* **Work to do**: Lines that hold the string "name" are to be counted; give only their number.

* **Entries**:
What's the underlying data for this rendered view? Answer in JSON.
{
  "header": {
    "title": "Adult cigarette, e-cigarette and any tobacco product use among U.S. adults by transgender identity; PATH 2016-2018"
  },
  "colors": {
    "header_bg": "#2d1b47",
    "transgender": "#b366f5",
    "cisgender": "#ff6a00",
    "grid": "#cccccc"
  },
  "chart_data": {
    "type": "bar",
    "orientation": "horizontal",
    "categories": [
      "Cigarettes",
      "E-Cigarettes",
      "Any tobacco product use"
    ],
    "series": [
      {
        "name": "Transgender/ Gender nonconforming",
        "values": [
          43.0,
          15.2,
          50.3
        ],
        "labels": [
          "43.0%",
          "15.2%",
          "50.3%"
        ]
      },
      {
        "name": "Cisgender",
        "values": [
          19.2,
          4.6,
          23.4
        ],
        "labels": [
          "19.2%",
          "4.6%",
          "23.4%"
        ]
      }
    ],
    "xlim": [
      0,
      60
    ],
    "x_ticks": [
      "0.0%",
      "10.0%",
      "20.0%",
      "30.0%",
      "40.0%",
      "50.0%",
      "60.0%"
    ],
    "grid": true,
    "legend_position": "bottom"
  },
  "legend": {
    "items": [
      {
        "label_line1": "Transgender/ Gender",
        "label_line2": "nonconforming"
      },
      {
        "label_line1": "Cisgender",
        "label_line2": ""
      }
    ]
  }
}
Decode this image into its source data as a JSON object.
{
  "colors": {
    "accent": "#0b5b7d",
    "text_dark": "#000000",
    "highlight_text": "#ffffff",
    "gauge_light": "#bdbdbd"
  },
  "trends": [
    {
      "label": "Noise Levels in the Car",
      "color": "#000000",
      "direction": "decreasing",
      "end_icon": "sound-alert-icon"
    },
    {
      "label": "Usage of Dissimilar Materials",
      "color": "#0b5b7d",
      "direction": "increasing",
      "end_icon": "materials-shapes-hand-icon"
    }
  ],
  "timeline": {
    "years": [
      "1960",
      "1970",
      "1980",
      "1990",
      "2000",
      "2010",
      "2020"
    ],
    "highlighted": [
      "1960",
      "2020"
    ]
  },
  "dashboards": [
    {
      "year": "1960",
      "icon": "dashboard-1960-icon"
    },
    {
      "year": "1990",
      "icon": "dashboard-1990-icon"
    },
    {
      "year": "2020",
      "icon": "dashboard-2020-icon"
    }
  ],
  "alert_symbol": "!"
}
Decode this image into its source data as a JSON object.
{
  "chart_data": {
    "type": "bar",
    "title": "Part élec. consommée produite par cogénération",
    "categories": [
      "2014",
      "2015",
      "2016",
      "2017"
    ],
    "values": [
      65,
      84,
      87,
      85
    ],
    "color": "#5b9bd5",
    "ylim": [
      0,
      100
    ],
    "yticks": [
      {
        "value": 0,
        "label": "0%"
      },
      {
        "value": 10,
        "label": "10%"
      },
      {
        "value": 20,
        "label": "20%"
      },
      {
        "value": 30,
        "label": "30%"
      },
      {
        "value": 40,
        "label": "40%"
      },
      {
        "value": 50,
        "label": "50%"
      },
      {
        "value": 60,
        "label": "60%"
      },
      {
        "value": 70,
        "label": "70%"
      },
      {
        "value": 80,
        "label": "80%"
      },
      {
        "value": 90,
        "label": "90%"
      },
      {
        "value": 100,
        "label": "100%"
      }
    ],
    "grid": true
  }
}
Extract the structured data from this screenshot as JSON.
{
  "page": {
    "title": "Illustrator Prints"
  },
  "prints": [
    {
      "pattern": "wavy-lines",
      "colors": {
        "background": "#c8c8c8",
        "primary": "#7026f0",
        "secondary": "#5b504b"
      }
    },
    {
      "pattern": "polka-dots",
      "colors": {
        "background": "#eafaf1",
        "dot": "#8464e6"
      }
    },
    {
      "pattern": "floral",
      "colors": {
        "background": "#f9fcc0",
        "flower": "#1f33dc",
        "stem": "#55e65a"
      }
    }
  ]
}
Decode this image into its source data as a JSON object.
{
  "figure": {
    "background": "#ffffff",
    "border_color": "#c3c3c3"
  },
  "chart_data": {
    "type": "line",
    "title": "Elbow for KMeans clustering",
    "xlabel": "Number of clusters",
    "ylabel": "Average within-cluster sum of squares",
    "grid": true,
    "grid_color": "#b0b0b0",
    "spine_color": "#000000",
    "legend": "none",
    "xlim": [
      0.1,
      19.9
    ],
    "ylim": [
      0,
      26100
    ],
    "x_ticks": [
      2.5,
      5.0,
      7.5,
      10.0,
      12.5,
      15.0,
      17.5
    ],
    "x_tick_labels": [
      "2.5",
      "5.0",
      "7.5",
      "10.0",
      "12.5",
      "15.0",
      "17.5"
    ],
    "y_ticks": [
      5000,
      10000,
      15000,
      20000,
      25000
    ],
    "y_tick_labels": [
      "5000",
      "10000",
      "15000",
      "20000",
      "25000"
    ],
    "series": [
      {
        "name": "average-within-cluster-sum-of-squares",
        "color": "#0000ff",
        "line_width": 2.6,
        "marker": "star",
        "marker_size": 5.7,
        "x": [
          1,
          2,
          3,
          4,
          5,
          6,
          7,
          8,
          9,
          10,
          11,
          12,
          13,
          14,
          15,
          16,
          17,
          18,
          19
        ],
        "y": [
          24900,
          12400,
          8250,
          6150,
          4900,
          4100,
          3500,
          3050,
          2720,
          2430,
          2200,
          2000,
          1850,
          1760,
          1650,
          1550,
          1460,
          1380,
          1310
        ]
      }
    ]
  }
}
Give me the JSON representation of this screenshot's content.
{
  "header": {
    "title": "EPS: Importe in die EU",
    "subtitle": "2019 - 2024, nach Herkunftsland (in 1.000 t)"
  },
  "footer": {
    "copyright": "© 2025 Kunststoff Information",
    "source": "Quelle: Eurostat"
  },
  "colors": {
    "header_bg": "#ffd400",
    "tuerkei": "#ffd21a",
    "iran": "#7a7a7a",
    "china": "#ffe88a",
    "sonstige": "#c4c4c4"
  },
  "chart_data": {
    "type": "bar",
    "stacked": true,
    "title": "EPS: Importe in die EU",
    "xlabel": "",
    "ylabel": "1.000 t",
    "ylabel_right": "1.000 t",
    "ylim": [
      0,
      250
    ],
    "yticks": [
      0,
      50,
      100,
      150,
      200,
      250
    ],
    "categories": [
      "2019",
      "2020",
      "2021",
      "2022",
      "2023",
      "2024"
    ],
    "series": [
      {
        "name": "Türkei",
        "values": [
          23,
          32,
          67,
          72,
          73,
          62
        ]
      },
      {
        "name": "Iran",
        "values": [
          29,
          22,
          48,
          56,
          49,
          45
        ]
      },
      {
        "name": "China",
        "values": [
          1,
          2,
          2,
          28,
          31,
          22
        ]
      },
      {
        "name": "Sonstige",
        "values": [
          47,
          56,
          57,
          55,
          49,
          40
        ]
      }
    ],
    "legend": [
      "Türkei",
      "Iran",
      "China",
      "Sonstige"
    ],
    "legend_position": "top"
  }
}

* **Problem solution**: 7